Set exercise -
Images must not appear in your copy; reproduce every other part of the records exactly.
(begin)
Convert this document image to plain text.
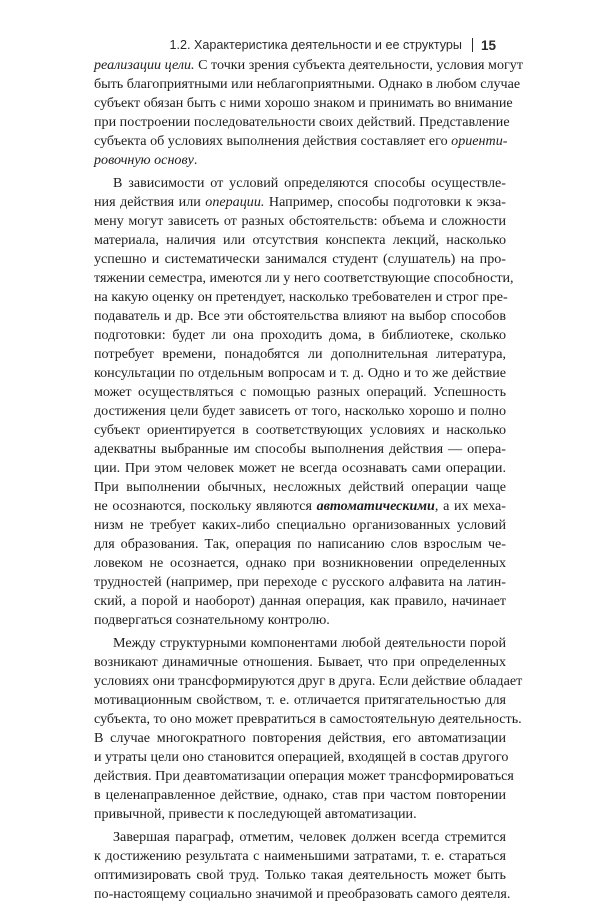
1.2. Характеристика деятельности и ее структуры 15
реализации цели. С точки зрения субъекта деятельности, условия могут
быть благоприятными или неблагоприятными. Однако в любом случае
субъект обязан быть с ними хорошо знаком и принимать во внимание
при построении последовательности своих действий. Представление
субъекта об условиях выполнения действия составляет его ориенти-
ровочную основу.
В зависимости от условий определяются способы осуществле-
ния действия или операции. Например, способы подготовки к экза-
мену могут зависеть от разных обстоятельств: объема и сложности
материала, наличия или отсутствия конспекта лекций, насколько
успешно и систематически занимался студент (слушатель) на про-
тяжении семестра, имеются ли у него соответствующие способности,
на какую оценку он претендует, насколько требователен и строг пре-
подаватель и др. Все эти обстоятельства влияют на выбор способов
подготовки: будет ли она проходить дома, в библиотеке, сколько
потребует времени, понадобятся ли дополнительная литература,
консультации по отдельным вопросам и т. д. Одно и то же действие
может осуществляться с помощью разных операций. Успешность
достижения цели будет зависеть от того, насколько хорошо и полно
субъект ориентируется в соответствующих условиях и насколько
адекватны выбранные им способы выполнения действия — опера-
ции. При этом человек может не всегда осознавать сами операции.
При выполнении обычных, несложных действий операции чаще
не осознаются, поскольку являются автоматическими, а их меха-
низм не требует каких-либо специально организованных условий
для образования. Так, операция по написанию слов взрослым че-
ловеком не осознается, однако при возникновении определенных
трудностей (например, при переходе с русского алфавита на латин-
ский, а порой и наоборот) данная операция, как правило, начинает
подвергаться сознательному контролю.
Между структурными компонентами любой деятельности порой
возникают динамичные отношения. Бывает, что при определенных
условиях они трансформируются друг в друга. Если действие обладает
мотивационным свойством, т. е. отличается притягательностью для
субъекта, то оно может превратиться в самостоятельную деятельность.
В случае многократного повторения действия, его автоматизации
и утраты цели оно становится операцией, входящей в состав другого
действия. При деавтоматизации операция может трансформироваться
в целенаправленное действие, однако, став при частом повторении
привычной, привести к последующей автоматизации.
Завершая параграф, отметим, человек должен всегда стремится
к достижению результата с наименьшими затратами, т. е. стараться
оптимизировать свой труд. Только такая деятельность может быть
по-настоящему социально значимой и преобразовать самого деятеля.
(end)
Output of the exercise -
Convert this document image to plain text.
1.2. Характеристика деятельности и ее структуры 15
реализации цели. С точки зрения субъекта деятельности, условия могут
быть благоприятными или неблагоприятными. Однако в любом случае
субъект обязан быть с ними хорошо знаком и принимать во внимание
при построении последовательности своих действий. Представление
субъекта об условиях выполнения действия составляет его ориенти-
ровочную основу.
В зависимости от условий определяются способы осуществле-
ния действия или операции. Например, способы подготовки к экза-
мену могут зависеть от разных обстоятельств: объема и сложности
материала, наличия или отсутствия конспекта лекций, насколько
успешно и систематически занимался студент (слушатель) на про-
тяжении семестра, имеются ли у него соответствующие способности,
на какую оценку он претендует, насколько требователен и строг пре-
подаватель и др. Все эти обстоятельства влияют на выбор способов
подготовки: будет ли она проходить дома, в библиотеке, сколько
потребует времени, понадобятся ли дополнительная литература,
консультации по отдельным вопросам и т. д. Одно и то же действие
может осуществляться с помощью разных операций. Успешность
достижения цели будет зависеть от того, насколько хорошо и полно
субъект ориентируется в соответствующих условиях и насколько
адекватны выбранные им способы выполнения действия — опера-
ции. При этом человек может не всегда осознавать сами операции.
При выполнении обычных, несложных действий операции чаще
не осознаются, поскольку являются автоматическими, а их меха-
низм не требует каких-либо специально организованных условий
для образования. Так, операция по написанию слов взрослым че-
ловеком не осознается, однако при возникновении определенных
трудностей (например, при переходе с русского алфавита на латин-
ский, а порой и наоборот) данная операция, как правило, начинает
подвергаться сознательному контролю.
Между структурными компонентами любой деятельности порой
возникают динамичные отношения. Бывает, что при определенных
условиях они трансформируются друг в друга. Если действие обладает
мотивационным свойством, т. е. отличается притягательностью для
субъекта, то оно может превратиться в самостоятельную деятельность.
В случае многократного повторения действия, его автоматизации
и утраты цели оно становится операцией, входящей в состав другого
действия. При деавтоматизации операция может трансформироваться
в целенаправленное действие, однако, став при частом повторении
привычной, привести к последующей автоматизации.
Завершая параграф, отметим, человек должен всегда стремится
к достижению результата с наименьшими затратами, т. е. стараться
оптимизировать свой труд. Только такая деятельность может быть
по-настоящему социально значимой и преобразовать самого деятеля.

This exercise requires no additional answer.